# Direction
Copy every line of the material below character for character, omitting the picture lines.

# Data in this exercise
▼
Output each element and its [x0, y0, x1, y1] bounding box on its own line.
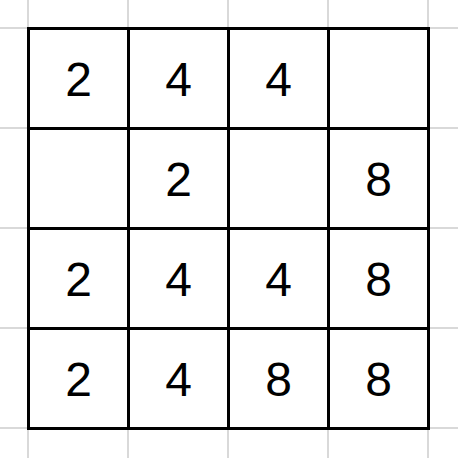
tile-value: 4 [265, 253, 292, 304]
cell-r2c1 [30, 130, 130, 230]
tile-value: 2 [165, 153, 192, 204]
tile-value: 8 [365, 353, 392, 404]
screenshot-canvas: 2 4 4 2 8 2 4 4 [0, 0, 458, 458]
cell-r1c4 [330, 30, 427, 130]
tile-value: 2 [65, 53, 92, 104]
cell-r1c2: 4 [130, 30, 230, 130]
cell-r3c4: 8 [330, 230, 427, 330]
cell-r2c4: 8 [330, 130, 427, 230]
cell-r1c3: 4 [230, 30, 330, 130]
tile-value: 4 [165, 353, 192, 404]
cell-r4c1: 2 [30, 330, 130, 427]
tile-value: 8 [365, 153, 392, 204]
tile-value: 8 [265, 353, 292, 404]
tile-value: 2 [65, 253, 92, 304]
cell-r3c2: 4 [130, 230, 230, 330]
cell-r2c3 [230, 130, 330, 230]
tile-value: 4 [265, 53, 292, 104]
cell-r4c4: 8 [330, 330, 427, 427]
tile-value: 8 [365, 253, 392, 304]
cell-r3c3: 4 [230, 230, 330, 330]
cell-r1c1: 2 [30, 30, 130, 130]
tile-value: 2 [65, 353, 92, 404]
cell-r3c1: 2 [30, 230, 130, 330]
tile-value: 4 [165, 253, 192, 304]
board-grid: 2 4 4 2 8 2 4 4 [27, 27, 430, 430]
cell-r4c3: 8 [230, 330, 330, 427]
cell-r2c2: 2 [130, 130, 230, 230]
cell-r4c2: 4 [130, 330, 230, 427]
tile-value: 4 [165, 53, 192, 104]
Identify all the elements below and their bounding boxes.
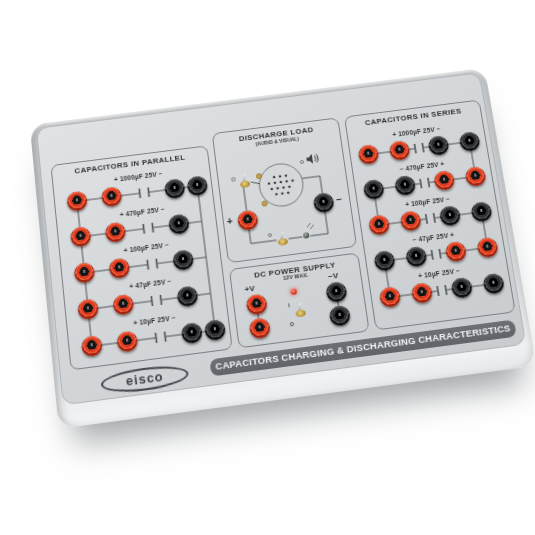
screw-icon bbox=[262, 201, 268, 207]
board-face: CAPACITORS IN PARALLEL + 1000µF 25V −+ 4… bbox=[36, 72, 527, 405]
section-dc-power-supply: DC POWER SUPPLY 12V MAX. +V −V I O bbox=[229, 252, 370, 348]
eisco-logo: eisco bbox=[100, 362, 190, 396]
discharge-top-switch bbox=[237, 174, 252, 189]
brand-name: eisco bbox=[125, 370, 164, 389]
speaker-icon bbox=[305, 152, 322, 165]
positive-rail-label: +V bbox=[244, 284, 255, 294]
minus-label: − bbox=[336, 194, 343, 205]
section-capacitors-in-parallel: CAPACITORS IN PARALLEL + 1000µF 25V −+ 4… bbox=[50, 145, 232, 370]
plus-label: + bbox=[226, 216, 233, 227]
negative-rail-label: −V bbox=[328, 271, 339, 281]
power-switch bbox=[292, 303, 308, 319]
screw-icon bbox=[256, 173, 262, 179]
discharge-bottom-switch bbox=[275, 232, 291, 247]
product-photo: CAPACITORS IN PARALLEL + 1000µF 25V −+ 4… bbox=[0, 0, 535, 535]
switch-off-label: O bbox=[290, 321, 295, 327]
section-capacitors-in-series: CAPACITORS IN SERIES + 1000µF 25V −− 470… bbox=[344, 100, 516, 331]
section-discharge-load: DISCHARGE LOAD (AUDIO & VISUAL) bbox=[212, 117, 357, 263]
trainer-board: CAPACITORS IN PARALLEL + 1000µF 25V −+ 4… bbox=[30, 68, 535, 429]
▲
# Response to this exercise
Output each element and its [x0, y0, x1, y1] bounding box on its own line.
tile-value: 4 [265, 253, 292, 304]
cell-r2c1 [30, 130, 130, 230]
tile-value: 2 [165, 153, 192, 204]
tile-value: 8 [365, 353, 392, 404]
screenshot-canvas: 2 4 4 2 8 2 4 4 [0, 0, 458, 458]
cell-r1c4 [330, 30, 427, 130]
tile-value: 2 [65, 53, 92, 104]
cell-r1c2: 4 [130, 30, 230, 130]
cell-r3c4: 8 [330, 230, 427, 330]
cell-r2c4: 8 [330, 130, 427, 230]
cell-r1c3: 4 [230, 30, 330, 130]
tile-value: 4 [165, 353, 192, 404]
cell-r4c1: 2 [30, 330, 130, 427]
tile-value: 8 [365, 153, 392, 204]
tile-value: 8 [265, 353, 292, 404]
tile-value: 2 [65, 253, 92, 304]
cell-r3c2: 4 [130, 230, 230, 330]
cell-r2c3 [230, 130, 330, 230]
tile-value: 4 [265, 53, 292, 104]
cell-r4c4: 8 [330, 330, 427, 427]
tile-value: 8 [365, 253, 392, 304]
cell-r3c3: 4 [230, 230, 330, 330]
cell-r1c1: 2 [30, 30, 130, 130]
tile-value: 2 [65, 353, 92, 404]
cell-r3c1: 2 [30, 230, 130, 330]
tile-value: 4 [165, 253, 192, 304]
board-grid: 2 4 4 2 8 2 4 4 [27, 27, 430, 430]
cell-r4c3: 8 [230, 330, 330, 427]
cell-r2c2: 2 [130, 130, 230, 230]
cell-r4c2: 4 [130, 330, 230, 427]
tile-value: 4 [165, 53, 192, 104]
Identify all the elements below and their bounding boxes.
screw-icon bbox=[262, 201, 268, 207]
board-face: CAPACITORS IN PARALLEL + 1000µF 25V −+ 4… bbox=[36, 72, 527, 405]
section-dc-power-supply: DC POWER SUPPLY 12V MAX. +V −V I O bbox=[229, 252, 370, 348]
eisco-logo: eisco bbox=[100, 362, 190, 396]
discharge-top-switch bbox=[237, 174, 252, 189]
brand-name: eisco bbox=[125, 370, 164, 389]
speaker-icon bbox=[305, 152, 322, 165]
positive-rail-label: +V bbox=[244, 284, 255, 294]
minus-label: − bbox=[336, 194, 343, 205]
section-capacitors-in-parallel: CAPACITORS IN PARALLEL + 1000µF 25V −+ 4… bbox=[50, 145, 232, 370]
plus-label: + bbox=[226, 216, 233, 227]
negative-rail-label: −V bbox=[328, 271, 339, 281]
power-switch bbox=[292, 303, 308, 319]
screw-icon bbox=[256, 173, 262, 179]
discharge-bottom-switch bbox=[275, 232, 291, 247]
product-photo: CAPACITORS IN PARALLEL + 1000µF 25V −+ 4… bbox=[0, 0, 535, 535]
switch-off-label: O bbox=[290, 321, 295, 327]
section-capacitors-in-series: CAPACITORS IN SERIES + 1000µF 25V −− 470… bbox=[344, 100, 516, 331]
section-discharge-load: DISCHARGE LOAD (AUDIO & VISUAL) bbox=[212, 117, 357, 263]
trainer-board: CAPACITORS IN PARALLEL + 1000µF 25V −+ 4… bbox=[30, 68, 535, 429]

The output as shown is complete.